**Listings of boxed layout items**

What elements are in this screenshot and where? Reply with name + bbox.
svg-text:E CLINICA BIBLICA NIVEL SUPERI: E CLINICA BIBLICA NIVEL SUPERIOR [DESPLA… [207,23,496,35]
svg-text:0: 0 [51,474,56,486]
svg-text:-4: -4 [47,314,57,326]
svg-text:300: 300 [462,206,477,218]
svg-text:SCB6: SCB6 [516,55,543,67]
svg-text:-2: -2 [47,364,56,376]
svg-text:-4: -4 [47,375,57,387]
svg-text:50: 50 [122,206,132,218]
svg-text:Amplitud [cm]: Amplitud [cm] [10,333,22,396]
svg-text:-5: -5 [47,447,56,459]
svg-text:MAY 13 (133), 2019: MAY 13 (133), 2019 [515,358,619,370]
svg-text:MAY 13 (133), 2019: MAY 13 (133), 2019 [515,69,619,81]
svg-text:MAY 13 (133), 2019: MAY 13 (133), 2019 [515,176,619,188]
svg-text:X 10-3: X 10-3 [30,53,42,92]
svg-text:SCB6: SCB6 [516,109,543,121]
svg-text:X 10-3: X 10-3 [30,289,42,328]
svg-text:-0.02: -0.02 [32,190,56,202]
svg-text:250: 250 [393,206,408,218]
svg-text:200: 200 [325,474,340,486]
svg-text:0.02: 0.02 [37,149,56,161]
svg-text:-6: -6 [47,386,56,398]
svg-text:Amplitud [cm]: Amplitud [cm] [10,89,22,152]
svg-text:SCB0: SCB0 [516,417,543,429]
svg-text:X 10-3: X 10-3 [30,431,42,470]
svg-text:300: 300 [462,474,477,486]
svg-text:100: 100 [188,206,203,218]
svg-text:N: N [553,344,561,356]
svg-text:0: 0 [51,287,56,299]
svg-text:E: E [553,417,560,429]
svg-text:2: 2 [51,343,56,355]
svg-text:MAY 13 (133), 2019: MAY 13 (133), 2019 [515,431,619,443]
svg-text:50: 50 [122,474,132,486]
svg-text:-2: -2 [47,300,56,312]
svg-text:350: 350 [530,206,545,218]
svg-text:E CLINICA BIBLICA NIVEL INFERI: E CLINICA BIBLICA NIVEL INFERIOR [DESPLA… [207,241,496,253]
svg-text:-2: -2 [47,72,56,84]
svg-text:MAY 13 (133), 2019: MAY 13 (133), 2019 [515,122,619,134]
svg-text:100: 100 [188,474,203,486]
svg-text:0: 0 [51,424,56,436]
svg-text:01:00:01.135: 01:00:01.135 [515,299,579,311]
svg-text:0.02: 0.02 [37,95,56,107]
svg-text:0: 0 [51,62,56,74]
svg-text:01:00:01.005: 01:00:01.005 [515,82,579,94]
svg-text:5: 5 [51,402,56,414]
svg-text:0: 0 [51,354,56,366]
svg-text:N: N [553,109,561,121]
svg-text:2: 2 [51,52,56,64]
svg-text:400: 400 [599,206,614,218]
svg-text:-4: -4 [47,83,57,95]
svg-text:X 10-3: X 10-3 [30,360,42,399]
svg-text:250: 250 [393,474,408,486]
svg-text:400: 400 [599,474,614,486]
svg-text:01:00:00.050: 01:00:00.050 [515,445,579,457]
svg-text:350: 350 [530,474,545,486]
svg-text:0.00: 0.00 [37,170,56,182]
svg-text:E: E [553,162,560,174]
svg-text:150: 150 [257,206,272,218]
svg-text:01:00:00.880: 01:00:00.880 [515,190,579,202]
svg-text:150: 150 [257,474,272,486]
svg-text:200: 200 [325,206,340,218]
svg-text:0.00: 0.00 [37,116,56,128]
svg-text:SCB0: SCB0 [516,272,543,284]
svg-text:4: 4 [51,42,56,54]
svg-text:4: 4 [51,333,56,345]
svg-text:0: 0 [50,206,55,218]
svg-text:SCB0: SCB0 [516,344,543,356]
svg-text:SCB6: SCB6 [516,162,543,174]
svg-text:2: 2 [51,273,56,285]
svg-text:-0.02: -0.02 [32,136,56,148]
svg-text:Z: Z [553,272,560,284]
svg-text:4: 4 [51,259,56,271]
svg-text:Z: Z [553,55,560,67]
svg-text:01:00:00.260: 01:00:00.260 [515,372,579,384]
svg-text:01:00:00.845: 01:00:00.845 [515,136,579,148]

**TASK STATEMENT**
Transcribe the material word for word, starting with its first line and ending after the line that contains "svg-text:300: 300 [462,206,477,218]".

**REPLY TO THE EXERCISE**
What elements are in this screenshot and where? Reply with name + bbox.
svg-text:E CLINICA BIBLICA NIVEL SUPERI: E CLINICA BIBLICA NIVEL SUPERIOR [DESPLA… [207,23,496,35]
svg-text:0: 0 [51,474,56,486]
svg-text:-4: -4 [47,314,57,326]
svg-text:300: 300 [462,206,477,218]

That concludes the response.